* Exercise aim *
Copy out each line that has "Minimum" in it.

* Information given *
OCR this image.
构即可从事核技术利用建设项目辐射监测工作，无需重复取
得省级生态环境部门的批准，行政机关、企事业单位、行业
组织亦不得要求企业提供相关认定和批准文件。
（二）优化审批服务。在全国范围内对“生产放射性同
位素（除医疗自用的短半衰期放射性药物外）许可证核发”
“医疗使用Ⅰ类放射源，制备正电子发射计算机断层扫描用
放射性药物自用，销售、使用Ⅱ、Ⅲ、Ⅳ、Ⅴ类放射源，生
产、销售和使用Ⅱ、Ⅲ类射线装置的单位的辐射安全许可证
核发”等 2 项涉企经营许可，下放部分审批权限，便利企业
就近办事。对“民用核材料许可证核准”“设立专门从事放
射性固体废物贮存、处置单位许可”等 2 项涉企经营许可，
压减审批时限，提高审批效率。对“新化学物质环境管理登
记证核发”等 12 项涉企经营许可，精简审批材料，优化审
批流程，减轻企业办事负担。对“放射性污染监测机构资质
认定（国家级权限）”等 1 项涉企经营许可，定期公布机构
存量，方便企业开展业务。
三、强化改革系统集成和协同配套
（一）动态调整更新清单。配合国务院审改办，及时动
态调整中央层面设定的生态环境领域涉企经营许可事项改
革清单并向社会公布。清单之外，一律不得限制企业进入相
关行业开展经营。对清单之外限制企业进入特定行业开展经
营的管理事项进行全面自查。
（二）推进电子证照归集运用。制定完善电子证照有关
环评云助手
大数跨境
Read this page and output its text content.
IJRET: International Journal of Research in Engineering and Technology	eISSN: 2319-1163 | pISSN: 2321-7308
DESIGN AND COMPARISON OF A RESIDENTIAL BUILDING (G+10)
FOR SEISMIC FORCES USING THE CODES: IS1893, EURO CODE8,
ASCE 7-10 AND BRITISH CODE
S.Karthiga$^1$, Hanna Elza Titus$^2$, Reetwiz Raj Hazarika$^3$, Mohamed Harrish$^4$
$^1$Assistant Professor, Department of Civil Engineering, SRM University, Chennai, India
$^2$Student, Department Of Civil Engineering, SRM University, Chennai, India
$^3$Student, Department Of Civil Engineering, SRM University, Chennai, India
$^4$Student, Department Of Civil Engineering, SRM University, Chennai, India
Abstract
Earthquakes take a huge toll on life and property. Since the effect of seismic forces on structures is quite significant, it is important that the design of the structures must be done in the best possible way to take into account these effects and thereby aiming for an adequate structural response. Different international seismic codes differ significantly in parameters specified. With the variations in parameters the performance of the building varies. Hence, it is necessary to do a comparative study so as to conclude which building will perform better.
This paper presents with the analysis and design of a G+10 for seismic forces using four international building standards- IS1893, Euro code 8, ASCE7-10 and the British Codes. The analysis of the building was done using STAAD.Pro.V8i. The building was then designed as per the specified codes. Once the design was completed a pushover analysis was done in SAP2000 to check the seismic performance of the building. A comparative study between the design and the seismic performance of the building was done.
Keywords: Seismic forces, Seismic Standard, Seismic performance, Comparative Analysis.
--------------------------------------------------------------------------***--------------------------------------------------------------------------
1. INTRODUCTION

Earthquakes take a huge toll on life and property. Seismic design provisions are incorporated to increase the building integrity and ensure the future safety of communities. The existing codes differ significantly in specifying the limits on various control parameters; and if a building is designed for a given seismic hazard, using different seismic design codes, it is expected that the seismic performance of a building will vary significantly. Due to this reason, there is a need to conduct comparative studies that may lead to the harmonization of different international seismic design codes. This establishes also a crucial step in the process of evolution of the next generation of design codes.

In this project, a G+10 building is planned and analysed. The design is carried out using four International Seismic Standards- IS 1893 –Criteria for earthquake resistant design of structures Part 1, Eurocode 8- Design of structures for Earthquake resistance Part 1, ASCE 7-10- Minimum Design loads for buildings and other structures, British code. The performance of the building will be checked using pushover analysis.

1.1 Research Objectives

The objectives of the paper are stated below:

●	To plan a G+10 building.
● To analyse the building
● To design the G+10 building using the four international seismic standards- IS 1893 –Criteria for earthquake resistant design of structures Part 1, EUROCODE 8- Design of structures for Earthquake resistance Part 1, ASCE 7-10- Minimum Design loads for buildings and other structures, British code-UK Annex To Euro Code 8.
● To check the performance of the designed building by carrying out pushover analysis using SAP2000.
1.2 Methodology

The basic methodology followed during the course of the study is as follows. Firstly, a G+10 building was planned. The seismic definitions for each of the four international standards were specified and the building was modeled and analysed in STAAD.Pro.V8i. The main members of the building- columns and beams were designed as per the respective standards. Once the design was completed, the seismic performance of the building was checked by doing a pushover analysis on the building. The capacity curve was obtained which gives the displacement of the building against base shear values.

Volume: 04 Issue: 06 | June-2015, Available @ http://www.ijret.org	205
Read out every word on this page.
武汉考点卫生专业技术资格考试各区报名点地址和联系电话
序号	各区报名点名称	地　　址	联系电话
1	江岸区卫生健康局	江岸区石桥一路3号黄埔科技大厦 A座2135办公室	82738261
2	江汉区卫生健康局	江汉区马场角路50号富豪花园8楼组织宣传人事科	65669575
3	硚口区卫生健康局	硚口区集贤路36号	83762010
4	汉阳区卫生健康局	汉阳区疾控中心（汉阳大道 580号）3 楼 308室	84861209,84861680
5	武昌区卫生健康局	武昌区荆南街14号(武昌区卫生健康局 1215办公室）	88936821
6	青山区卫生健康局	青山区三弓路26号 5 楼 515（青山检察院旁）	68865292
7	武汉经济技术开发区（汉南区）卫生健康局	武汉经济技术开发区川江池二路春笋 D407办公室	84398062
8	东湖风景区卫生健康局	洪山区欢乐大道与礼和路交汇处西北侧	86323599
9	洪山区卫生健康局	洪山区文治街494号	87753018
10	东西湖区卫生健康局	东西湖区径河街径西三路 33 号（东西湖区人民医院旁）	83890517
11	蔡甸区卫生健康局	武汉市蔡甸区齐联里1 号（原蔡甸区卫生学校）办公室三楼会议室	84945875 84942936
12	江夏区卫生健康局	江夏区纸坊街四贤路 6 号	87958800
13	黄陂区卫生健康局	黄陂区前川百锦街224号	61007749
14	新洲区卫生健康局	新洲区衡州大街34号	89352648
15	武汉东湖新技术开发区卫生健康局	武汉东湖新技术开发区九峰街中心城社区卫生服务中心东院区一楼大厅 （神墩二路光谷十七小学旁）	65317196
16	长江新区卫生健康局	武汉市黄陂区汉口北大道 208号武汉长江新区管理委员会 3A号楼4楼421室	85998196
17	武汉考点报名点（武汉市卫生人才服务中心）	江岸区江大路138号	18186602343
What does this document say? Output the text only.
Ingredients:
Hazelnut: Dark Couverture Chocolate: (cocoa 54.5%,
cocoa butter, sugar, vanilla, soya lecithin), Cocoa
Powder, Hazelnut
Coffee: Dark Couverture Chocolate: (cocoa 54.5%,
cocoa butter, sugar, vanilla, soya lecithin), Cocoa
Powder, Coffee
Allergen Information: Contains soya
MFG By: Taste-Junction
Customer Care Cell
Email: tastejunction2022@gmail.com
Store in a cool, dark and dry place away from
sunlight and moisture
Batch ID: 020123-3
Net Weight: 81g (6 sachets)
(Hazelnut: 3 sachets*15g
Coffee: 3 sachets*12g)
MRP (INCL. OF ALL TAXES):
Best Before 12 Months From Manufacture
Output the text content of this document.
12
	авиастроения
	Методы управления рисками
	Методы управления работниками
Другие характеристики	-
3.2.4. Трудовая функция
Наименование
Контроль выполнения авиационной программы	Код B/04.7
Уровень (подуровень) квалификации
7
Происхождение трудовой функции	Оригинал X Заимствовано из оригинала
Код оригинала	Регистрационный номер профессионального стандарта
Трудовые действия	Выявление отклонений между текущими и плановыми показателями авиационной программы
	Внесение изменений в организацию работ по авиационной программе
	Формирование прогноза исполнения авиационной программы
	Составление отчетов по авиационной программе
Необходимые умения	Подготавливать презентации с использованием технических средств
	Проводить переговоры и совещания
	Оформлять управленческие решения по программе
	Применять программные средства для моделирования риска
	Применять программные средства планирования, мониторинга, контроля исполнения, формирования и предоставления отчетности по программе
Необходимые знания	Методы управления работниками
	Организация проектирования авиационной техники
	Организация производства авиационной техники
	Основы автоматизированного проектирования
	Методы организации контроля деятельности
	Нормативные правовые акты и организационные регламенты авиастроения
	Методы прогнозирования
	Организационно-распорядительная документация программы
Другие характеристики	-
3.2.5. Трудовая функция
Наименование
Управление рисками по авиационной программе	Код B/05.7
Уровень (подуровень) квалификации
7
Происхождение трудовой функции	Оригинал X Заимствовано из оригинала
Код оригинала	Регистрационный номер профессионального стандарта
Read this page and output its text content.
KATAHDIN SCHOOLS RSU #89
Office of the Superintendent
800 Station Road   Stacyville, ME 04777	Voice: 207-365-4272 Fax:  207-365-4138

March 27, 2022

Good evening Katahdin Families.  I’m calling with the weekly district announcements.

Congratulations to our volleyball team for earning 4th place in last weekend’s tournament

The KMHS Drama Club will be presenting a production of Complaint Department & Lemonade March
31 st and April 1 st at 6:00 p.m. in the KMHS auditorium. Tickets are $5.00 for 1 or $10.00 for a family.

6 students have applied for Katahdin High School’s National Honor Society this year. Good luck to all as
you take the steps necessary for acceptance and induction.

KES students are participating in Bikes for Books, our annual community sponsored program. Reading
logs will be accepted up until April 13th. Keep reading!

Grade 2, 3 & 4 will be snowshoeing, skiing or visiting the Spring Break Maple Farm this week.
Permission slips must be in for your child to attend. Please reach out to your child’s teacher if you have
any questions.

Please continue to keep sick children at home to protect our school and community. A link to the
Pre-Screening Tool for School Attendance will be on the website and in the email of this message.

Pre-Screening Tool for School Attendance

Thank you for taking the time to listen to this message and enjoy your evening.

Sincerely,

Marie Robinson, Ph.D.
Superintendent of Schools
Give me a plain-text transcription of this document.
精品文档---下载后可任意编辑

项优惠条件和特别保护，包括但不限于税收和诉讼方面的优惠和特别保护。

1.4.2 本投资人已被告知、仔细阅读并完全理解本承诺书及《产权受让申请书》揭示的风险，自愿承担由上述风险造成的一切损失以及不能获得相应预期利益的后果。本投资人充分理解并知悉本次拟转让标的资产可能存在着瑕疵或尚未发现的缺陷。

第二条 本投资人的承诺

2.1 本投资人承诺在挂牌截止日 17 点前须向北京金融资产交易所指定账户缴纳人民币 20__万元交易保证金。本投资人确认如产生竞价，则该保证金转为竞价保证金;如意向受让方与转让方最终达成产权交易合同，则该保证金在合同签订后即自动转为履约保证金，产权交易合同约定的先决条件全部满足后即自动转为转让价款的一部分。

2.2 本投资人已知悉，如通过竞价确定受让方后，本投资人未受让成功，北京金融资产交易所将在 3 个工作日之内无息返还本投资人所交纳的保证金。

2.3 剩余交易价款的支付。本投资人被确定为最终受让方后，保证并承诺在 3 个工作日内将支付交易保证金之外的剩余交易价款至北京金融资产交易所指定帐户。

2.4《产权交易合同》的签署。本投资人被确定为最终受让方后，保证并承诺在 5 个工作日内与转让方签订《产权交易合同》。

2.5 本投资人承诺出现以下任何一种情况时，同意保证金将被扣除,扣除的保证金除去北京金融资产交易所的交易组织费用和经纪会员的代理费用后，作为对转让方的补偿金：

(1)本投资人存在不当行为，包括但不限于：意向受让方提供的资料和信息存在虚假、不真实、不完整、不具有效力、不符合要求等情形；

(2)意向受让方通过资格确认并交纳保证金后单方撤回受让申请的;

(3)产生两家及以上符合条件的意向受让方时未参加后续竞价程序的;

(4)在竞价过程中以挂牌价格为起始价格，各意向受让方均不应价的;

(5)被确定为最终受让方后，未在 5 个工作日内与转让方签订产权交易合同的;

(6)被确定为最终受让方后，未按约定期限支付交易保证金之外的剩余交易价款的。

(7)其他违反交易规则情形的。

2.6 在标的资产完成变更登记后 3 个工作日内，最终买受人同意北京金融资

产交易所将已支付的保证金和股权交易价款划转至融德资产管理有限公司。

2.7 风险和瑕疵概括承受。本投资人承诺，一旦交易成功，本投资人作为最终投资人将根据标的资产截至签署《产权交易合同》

* Exercise answer *
In this project, a G+10 building is planned and analysed. The design is carried out using four International Seismic Standards- IS 1893 –Criteria for earthquake resistant design of structures Part 1, Eurocode 8- Design of structures for Earthquake resistance Part 1, ASCE 7-10- Minimum Design loads for buildings and other structures, British code. The performance of the building will be checked using pushover analysis.
● To design the G+10 building using the four international seismic standards- IS 1893 –Criteria for earthquake resistant design of structures Part 1, EUROCODE 8- Design of structures for Earthquake resistance Part 1, ASCE 7-10- Minimum Design loads for buildings and other structures, British code-UK Annex To Euro Code 8.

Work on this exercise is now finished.